▶ **MATERIAL FOR THIS EXERCISE**
▬▬▬▬▬▬

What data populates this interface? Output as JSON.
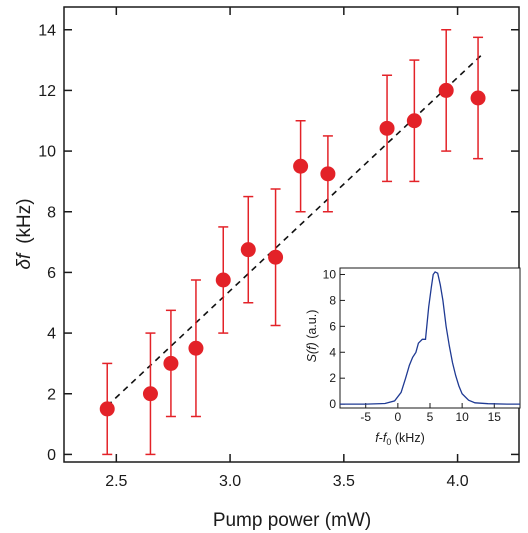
{
  "chart_data": [
    {
      "type": "scatter",
      "xlabel": "Pump power (mW)",
      "ylabel_symbol": "δf",
      "ylabel_unit": "(kHz)",
      "xlim": [
        2.27,
        4.27
      ],
      "ylim": [
        -0.25,
        14.75
      ],
      "xticks": [
        2.5,
        3.0,
        3.5,
        4.0
      ],
      "xtick_labels": [
        "2.5",
        "3.0",
        "3.5",
        "4.0"
      ],
      "yticks": [
        0,
        2,
        4,
        6,
        8,
        10,
        12,
        14
      ],
      "ytick_labels": [
        "0",
        "2",
        "4",
        "6",
        "8",
        "10",
        "12",
        "14"
      ],
      "grid": false,
      "marker_color": "#e32228",
      "errorbar_color": "#e32228",
      "points": [
        {
          "x": 2.46,
          "y": 1.5,
          "err_low": 1.5,
          "err_high": 1.5
        },
        {
          "x": 2.65,
          "y": 2.0,
          "err_low": 2.0,
          "err_high": 2.0
        },
        {
          "x": 2.74,
          "y": 3.0,
          "err_low": 1.75,
          "err_high": 1.75
        },
        {
          "x": 2.85,
          "y": 3.5,
          "err_low": 2.25,
          "err_high": 2.25
        },
        {
          "x": 2.97,
          "y": 5.75,
          "err_low": 1.75,
          "err_high": 1.75
        },
        {
          "x": 3.08,
          "y": 6.75,
          "err_low": 1.75,
          "err_high": 1.75
        },
        {
          "x": 3.2,
          "y": 6.5,
          "err_low": 2.25,
          "err_high": 2.25
        },
        {
          "x": 3.31,
          "y": 9.5,
          "err_low": 1.5,
          "err_high": 1.5
        },
        {
          "x": 3.43,
          "y": 9.25,
          "err_low": 1.25,
          "err_high": 1.25
        },
        {
          "x": 3.69,
          "y": 10.75,
          "err_low": 1.75,
          "err_high": 1.75
        },
        {
          "x": 3.81,
          "y": 11.0,
          "err_low": 2.0,
          "err_high": 2.0
        },
        {
          "x": 3.95,
          "y": 12.0,
          "err_low": 2.0,
          "err_high": 2.0
        },
        {
          "x": 4.09,
          "y": 11.75,
          "err_low": 2.0,
          "err_high": 2.0
        }
      ],
      "fit_line": {
        "style": "dashed",
        "color": "#111111",
        "x": [
          2.46,
          4.11
        ],
        "y": [
          1.6,
          13.2
        ]
      }
    },
    {
      "type": "line",
      "role": "inset",
      "xlabel": "f-f0 (kHz)",
      "xlabel_parts": {
        "a": "f",
        "dash": "-",
        "b": "f",
        "sub": "0",
        "unit": " (kHz)"
      },
      "ylabel": "S(f) (a.u.)",
      "ylabel_parts": {
        "a": "S(",
        "b": "f",
        "c": ")",
        "unit": " (a.u.)"
      },
      "xlim": [
        -9,
        19
      ],
      "ylim": [
        -0.3,
        10.5
      ],
      "xticks": [
        -5,
        0,
        5,
        10,
        15
      ],
      "xtick_labels": [
        "-5",
        "0",
        "5",
        "10",
        "15"
      ],
      "yticks": [
        0,
        2,
        4,
        6,
        8,
        10
      ],
      "ytick_labels": [
        "0",
        "2",
        "4",
        "6",
        "8",
        "10"
      ],
      "line_color": "#1f3a93",
      "x": [
        -9,
        -5,
        -2,
        -0.5,
        0.5,
        1.2,
        1.8,
        2.3,
        2.8,
        3.2,
        3.8,
        4.3,
        4.8,
        5.2,
        5.5,
        5.8,
        6.2,
        6.6,
        7.0,
        7.5,
        8.0,
        8.5,
        9.0,
        9.5,
        10.0,
        11.0,
        12.0,
        14.0,
        17.0,
        19.0
      ],
      "y": [
        0,
        0,
        0.05,
        0.25,
        0.9,
        2.0,
        3.0,
        3.6,
        4.0,
        4.7,
        5.0,
        5.0,
        7.5,
        9.0,
        10.0,
        10.2,
        10.1,
        9.2,
        8.0,
        6.0,
        4.5,
        3.2,
        2.2,
        1.4,
        0.8,
        0.3,
        0.1,
        0.03,
        0,
        0
      ]
    }
  ]
}
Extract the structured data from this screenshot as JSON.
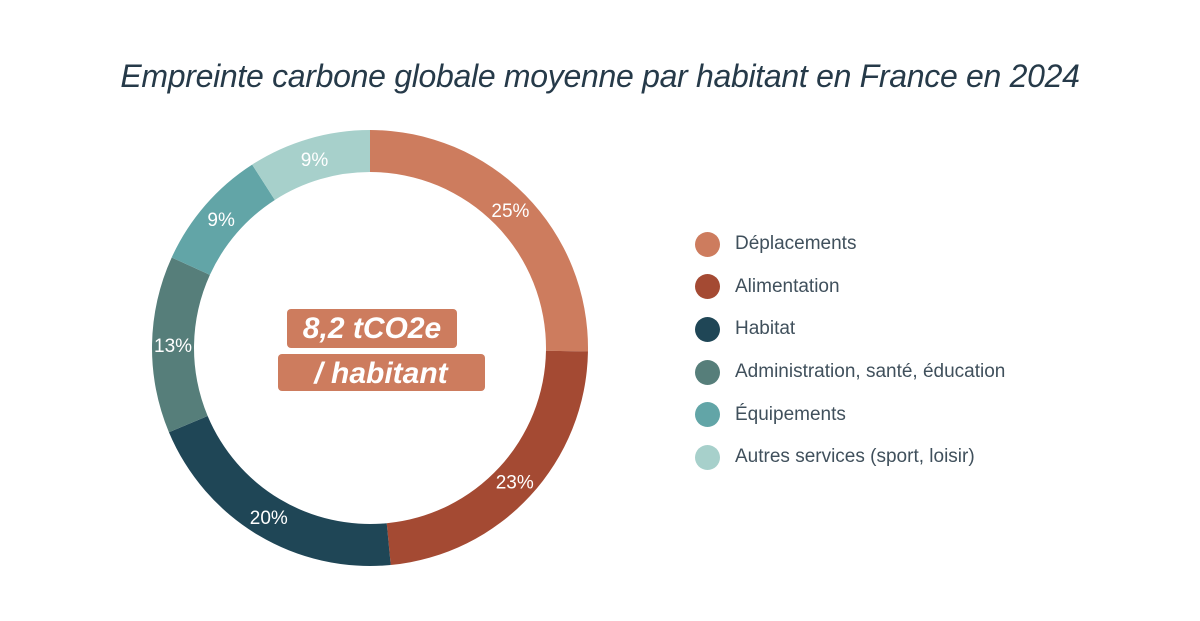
{
  "chart_data": {
    "type": "pie",
    "title": "Empreinte carbone globale moyenne par habitant en France en 2024",
    "center_label": [
      "8,2 tCO2e",
      "/ habitant"
    ],
    "categories": [
      "Déplacements",
      "Alimentation",
      "Habitat",
      "Administration, santé, éducation",
      "Équipements",
      "Autres services (sport, loisir)"
    ],
    "values": [
      25,
      23,
      20,
      13,
      9,
      9
    ],
    "value_labels": [
      "25%",
      "23%",
      "20%",
      "13%",
      "9%",
      "9%"
    ],
    "colors": [
      "#cd7c5e",
      "#a44a33",
      "#1f4656",
      "#567e7a",
      "#62a5a7",
      "#a7d0cb"
    ],
    "legend_position": "right",
    "donut": true
  }
}
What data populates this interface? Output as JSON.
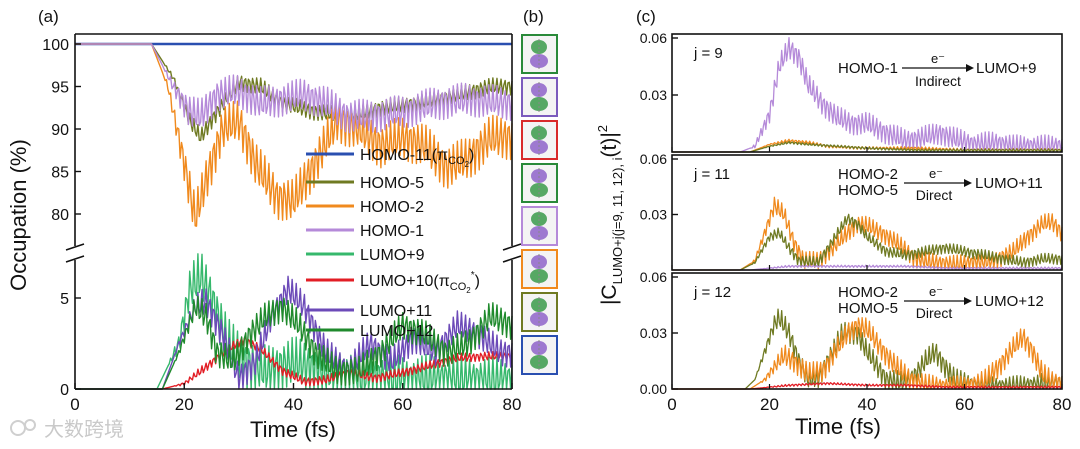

▬▬▬▬▬▬

▶ **PROBLEM DESCRIPTION**
Except for the pictures, copy every line of the records above exactly.

▶ **EXERCISE OUTPUT**
What data populates this interface? Output as JSON.
{
  "chart_data": [
    {
      "type": "scatter",
      "xlabel": "Pump power (mW)",
      "ylabel_symbol": "δf",
      "ylabel_unit": "(kHz)",
      "xlim": [
        2.27,
        4.27
      ],
      "ylim": [
        -0.25,
        14.75
      ],
      "xticks": [
        2.5,
        3.0,
        3.5,
        4.0
      ],
      "xtick_labels": [
        "2.5",
        "3.0",
        "3.5",
        "4.0"
      ],
      "yticks": [
        0,
        2,
        4,
        6,
        8,
        10,
        12,
        14
      ],
      "ytick_labels": [
        "0",
        "2",
        "4",
        "6",
        "8",
        "10",
        "12",
        "14"
      ],
      "grid": false,
      "marker_color": "#e32228",
      "errorbar_color": "#e32228",
      "points": [
        {
          "x": 2.46,
          "y": 1.5,
          "err_low": 1.5,
          "err_high": 1.5
        },
        {
          "x": 2.65,
          "y": 2.0,
          "err_low": 2.0,
          "err_high": 2.0
        },
        {
          "x": 2.74,
          "y": 3.0,
          "err_low": 1.75,
          "err_high": 1.75
        },
        {
          "x": 2.85,
          "y": 3.5,
          "err_low": 2.25,
          "err_high": 2.25
        },
        {
          "x": 2.97,
          "y": 5.75,
          "err_low": 1.75,
          "err_high": 1.75
        },
        {
          "x": 3.08,
          "y": 6.75,
          "err_low": 1.75,
          "err_high": 1.75
        },
        {
          "x": 3.2,
          "y": 6.5,
          "err_low": 2.25,
          "err_high": 2.25
        },
        {
          "x": 3.31,
          "y": 9.5,
          "err_low": 1.5,
          "err_high": 1.5
        },
        {
          "x": 3.43,
          "y": 9.25,
          "err_low": 1.25,
          "err_high": 1.25
        },
        {
          "x": 3.69,
          "y": 10.75,
          "err_low": 1.75,
          "err_high": 1.75
        },
        {
          "x": 3.81,
          "y": 11.0,
          "err_low": 2.0,
          "err_high": 2.0
        },
        {
          "x": 3.95,
          "y": 12.0,
          "err_low": 2.0,
          "err_high": 2.0
        },
        {
          "x": 4.09,
          "y": 11.75,
          "err_low": 2.0,
          "err_high": 2.0
        }
      ],
      "fit_line": {
        "style": "dashed",
        "color": "#111111",
        "x": [
          2.46,
          4.11
        ],
        "y": [
          1.6,
          13.2
        ]
      }
    },
    {
      "type": "line",
      "role": "inset",
      "xlabel": "f-f0 (kHz)",
      "xlabel_parts": {
        "a": "f",
        "dash": "-",
        "b": "f",
        "sub": "0",
        "unit": " (kHz)"
      },
      "ylabel": "S(f) (a.u.)",
      "ylabel_parts": {
        "a": "S(",
        "b": "f",
        "c": ")",
        "unit": " (a.u.)"
      },
      "xlim": [
        -9,
        19
      ],
      "ylim": [
        -0.3,
        10.5
      ],
      "xticks": [
        -5,
        0,
        5,
        10,
        15
      ],
      "xtick_labels": [
        "-5",
        "0",
        "5",
        "10",
        "15"
      ],
      "yticks": [
        0,
        2,
        4,
        6,
        8,
        10
      ],
      "ytick_labels": [
        "0",
        "2",
        "4",
        "6",
        "8",
        "10"
      ],
      "line_color": "#1f3a93",
      "x": [
        -9,
        -5,
        -2,
        -0.5,
        0.5,
        1.2,
        1.8,
        2.3,
        2.8,
        3.2,
        3.8,
        4.3,
        4.8,
        5.2,
        5.5,
        5.8,
        6.2,
        6.6,
        7.0,
        7.5,
        8.0,
        8.5,
        9.0,
        9.5,
        10.0,
        11.0,
        12.0,
        14.0,
        17.0,
        19.0
      ],
      "y": [
        0,
        0,
        0.05,
        0.25,
        0.9,
        2.0,
        3.0,
        3.6,
        4.0,
        4.7,
        5.0,
        5.0,
        7.5,
        9.0,
        10.0,
        10.2,
        10.1,
        9.2,
        8.0,
        6.0,
        4.5,
        3.2,
        2.2,
        1.4,
        0.8,
        0.3,
        0.1,
        0.03,
        0,
        0
      ]
    }
  ]
}
Extract the structured data from this screenshot as JSON.
{
  "chart_data": {
    "type": "pie",
    "title": "Empreinte carbone globale moyenne par habitant en France en 2024",
    "center_label": [
      "8,2 tCO2e",
      "/ habitant"
    ],
    "categories": [
      "Déplacements",
      "Alimentation",
      "Habitat",
      "Administration, santé, éducation",
      "Équipements",
      "Autres services (sport, loisir)"
    ],
    "values": [
      25,
      23,
      20,
      13,
      9,
      9
    ],
    "value_labels": [
      "25%",
      "23%",
      "20%",
      "13%",
      "9%",
      "9%"
    ],
    "colors": [
      "#cd7c5e",
      "#a44a33",
      "#1f4656",
      "#567e7a",
      "#62a5a7",
      "#a7d0cb"
    ],
    "legend_position": "right",
    "donut": true
  }
}
What data populates this interface? Output as JSON.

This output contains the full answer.